What the exercise asks » Please report every line from the material that contains the word "name".

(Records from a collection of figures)
= = = = =

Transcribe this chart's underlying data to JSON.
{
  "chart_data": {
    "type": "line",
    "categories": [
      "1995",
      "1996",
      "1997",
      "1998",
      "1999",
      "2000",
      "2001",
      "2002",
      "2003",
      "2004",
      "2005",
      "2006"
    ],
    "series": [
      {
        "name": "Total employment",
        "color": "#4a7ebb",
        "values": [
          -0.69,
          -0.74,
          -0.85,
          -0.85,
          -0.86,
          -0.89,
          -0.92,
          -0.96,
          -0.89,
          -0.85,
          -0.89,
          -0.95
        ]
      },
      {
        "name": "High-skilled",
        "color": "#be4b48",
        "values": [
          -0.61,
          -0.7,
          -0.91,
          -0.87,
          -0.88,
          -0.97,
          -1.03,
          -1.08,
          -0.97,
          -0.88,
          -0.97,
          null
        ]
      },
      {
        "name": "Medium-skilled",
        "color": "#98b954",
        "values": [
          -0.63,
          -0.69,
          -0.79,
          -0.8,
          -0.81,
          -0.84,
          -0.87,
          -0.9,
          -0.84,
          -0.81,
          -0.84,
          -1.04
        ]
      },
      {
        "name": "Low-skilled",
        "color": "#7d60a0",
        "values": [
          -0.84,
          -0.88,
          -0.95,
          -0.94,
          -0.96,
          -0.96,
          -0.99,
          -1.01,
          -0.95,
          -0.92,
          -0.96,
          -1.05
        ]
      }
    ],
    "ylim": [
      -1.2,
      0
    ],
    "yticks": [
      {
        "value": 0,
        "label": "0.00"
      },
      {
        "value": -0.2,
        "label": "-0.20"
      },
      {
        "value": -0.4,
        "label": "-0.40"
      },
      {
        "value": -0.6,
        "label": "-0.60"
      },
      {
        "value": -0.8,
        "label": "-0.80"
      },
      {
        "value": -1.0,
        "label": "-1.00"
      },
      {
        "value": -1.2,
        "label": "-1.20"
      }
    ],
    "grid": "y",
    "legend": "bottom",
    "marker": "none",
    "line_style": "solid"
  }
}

= = = = =

Answer »
        "name": "Total employment",
        "name": "High-skilled",
        "name": "Medium-skilled",
        "name": "Low-skilled",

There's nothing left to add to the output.